Box annotation data
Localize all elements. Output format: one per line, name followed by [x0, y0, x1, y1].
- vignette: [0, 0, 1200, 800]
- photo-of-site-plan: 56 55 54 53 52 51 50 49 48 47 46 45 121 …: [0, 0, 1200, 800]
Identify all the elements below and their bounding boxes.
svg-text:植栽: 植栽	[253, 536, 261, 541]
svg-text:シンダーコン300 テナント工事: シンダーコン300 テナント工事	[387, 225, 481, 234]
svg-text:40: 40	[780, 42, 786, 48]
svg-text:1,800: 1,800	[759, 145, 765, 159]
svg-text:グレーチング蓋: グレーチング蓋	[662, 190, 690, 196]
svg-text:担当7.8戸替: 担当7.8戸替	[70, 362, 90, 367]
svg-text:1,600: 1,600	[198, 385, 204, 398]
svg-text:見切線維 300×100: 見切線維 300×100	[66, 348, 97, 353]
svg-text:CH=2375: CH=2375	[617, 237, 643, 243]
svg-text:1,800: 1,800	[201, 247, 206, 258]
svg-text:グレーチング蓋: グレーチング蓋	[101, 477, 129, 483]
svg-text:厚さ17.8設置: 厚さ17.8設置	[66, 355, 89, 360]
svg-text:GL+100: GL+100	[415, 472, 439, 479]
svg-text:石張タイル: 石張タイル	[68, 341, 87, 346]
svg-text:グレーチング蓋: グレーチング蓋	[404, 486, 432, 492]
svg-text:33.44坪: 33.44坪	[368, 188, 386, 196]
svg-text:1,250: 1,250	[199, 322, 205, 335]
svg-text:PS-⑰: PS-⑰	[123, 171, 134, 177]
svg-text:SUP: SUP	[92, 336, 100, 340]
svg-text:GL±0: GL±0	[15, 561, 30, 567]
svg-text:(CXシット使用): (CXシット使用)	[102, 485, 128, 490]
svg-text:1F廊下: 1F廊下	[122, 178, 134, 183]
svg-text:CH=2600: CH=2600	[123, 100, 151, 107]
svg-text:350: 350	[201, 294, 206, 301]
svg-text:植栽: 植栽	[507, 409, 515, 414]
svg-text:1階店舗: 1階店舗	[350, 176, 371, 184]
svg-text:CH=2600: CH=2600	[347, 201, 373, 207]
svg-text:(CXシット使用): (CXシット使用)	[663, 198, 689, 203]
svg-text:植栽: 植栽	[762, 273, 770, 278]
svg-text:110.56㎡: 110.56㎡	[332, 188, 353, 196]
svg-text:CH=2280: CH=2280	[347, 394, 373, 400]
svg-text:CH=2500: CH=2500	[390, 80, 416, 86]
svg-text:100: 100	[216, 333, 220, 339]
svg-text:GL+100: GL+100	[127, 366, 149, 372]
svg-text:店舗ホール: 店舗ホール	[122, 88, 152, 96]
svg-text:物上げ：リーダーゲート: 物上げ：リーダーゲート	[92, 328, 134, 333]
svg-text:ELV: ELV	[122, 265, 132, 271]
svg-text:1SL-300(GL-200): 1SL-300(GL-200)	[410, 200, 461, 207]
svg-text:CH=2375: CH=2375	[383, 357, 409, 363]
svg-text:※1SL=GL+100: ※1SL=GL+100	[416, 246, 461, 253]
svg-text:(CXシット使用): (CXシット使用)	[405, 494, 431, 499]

▶ **EXERCISE OBJECTIVE**: Reproduce every line of the listing above without any changes.

▶ **RESPONSE BELOW**:
Localize all elements. Output format: one per line, name followed by [x0, y0, x1, y1].
- vignette: [0, 0, 1200, 800]
- photo-of-site-plan: 56 55 54 53 52 51 50 49 48 47 46 45 121 …: [0, 0, 1200, 800]
Identify all the elements below and their bounding boxes.
svg-text:植栽: 植栽	[253, 536, 261, 541]
svg-text:シンダーコン300 テナント工事: シンダーコン300 テナント工事	[387, 225, 481, 234]
svg-text:40: 40	[780, 42, 786, 48]
svg-text:1,800: 1,800	[759, 145, 765, 159]
svg-text:グレーチング蓋: グレーチング蓋	[662, 190, 690, 196]
svg-text:担当7.8戸替: 担当7.8戸替	[70, 362, 90, 367]
svg-text:1,600: 1,600	[198, 385, 204, 398]
svg-text:見切線維 300×100: 見切線維 300×100	[66, 348, 97, 353]
svg-text:CH=2375: CH=2375	[617, 237, 643, 243]
svg-text:1,800: 1,800	[201, 247, 206, 258]
svg-text:グレーチング蓋: グレーチング蓋	[101, 477, 129, 483]
svg-text:厚さ17.8設置: 厚さ17.8設置	[66, 355, 89, 360]
svg-text:GL+100: GL+100	[415, 472, 439, 479]
svg-text:石張タイル: 石張タイル	[68, 341, 87, 346]
svg-text:グレーチング蓋: グレーチング蓋	[404, 486, 432, 492]
svg-text:33.44坪: 33.44坪	[368, 188, 386, 196]
svg-text:1,250: 1,250	[199, 322, 205, 335]
svg-text:PS-⑰: PS-⑰	[123, 171, 134, 177]
svg-text:SUP: SUP	[92, 336, 100, 340]
svg-text:GL±0: GL±0	[15, 561, 30, 567]
svg-text:(CXシット使用): (CXシット使用)	[102, 485, 128, 490]
svg-text:1F廊下: 1F廊下	[122, 178, 134, 183]
svg-text:CH=2600: CH=2600	[123, 100, 151, 107]
svg-text:350: 350	[201, 294, 206, 301]
svg-text:植栽: 植栽	[507, 409, 515, 414]
svg-text:1階店舗: 1階店舗	[350, 176, 371, 184]
svg-text:CH=2600: CH=2600	[347, 201, 373, 207]
svg-text:(CXシット使用): (CXシット使用)	[663, 198, 689, 203]
svg-text:植栽: 植栽	[762, 273, 770, 278]
svg-text:110.56㎡: 110.56㎡	[332, 188, 353, 196]
svg-text:CH=2280: CH=2280	[347, 394, 373, 400]
svg-text:CH=2500: CH=2500	[390, 80, 416, 86]
svg-text:100: 100	[216, 333, 220, 339]
svg-text:GL+100: GL+100	[127, 366, 149, 372]
svg-text:店舗ホール: 店舗ホール	[122, 88, 152, 96]
svg-text:物上げ：リーダーゲート: 物上げ：リーダーゲート	[92, 328, 134, 333]
svg-text:ELV: ELV	[122, 265, 132, 271]
svg-text:1SL-300(GL-200): 1SL-300(GL-200)	[410, 200, 461, 207]
svg-text:CH=2375: CH=2375	[383, 357, 409, 363]
svg-text:※1SL=GL+100: ※1SL=GL+100	[416, 246, 461, 253]
svg-text:(CXシット使用): (CXシット使用)	[405, 494, 431, 499]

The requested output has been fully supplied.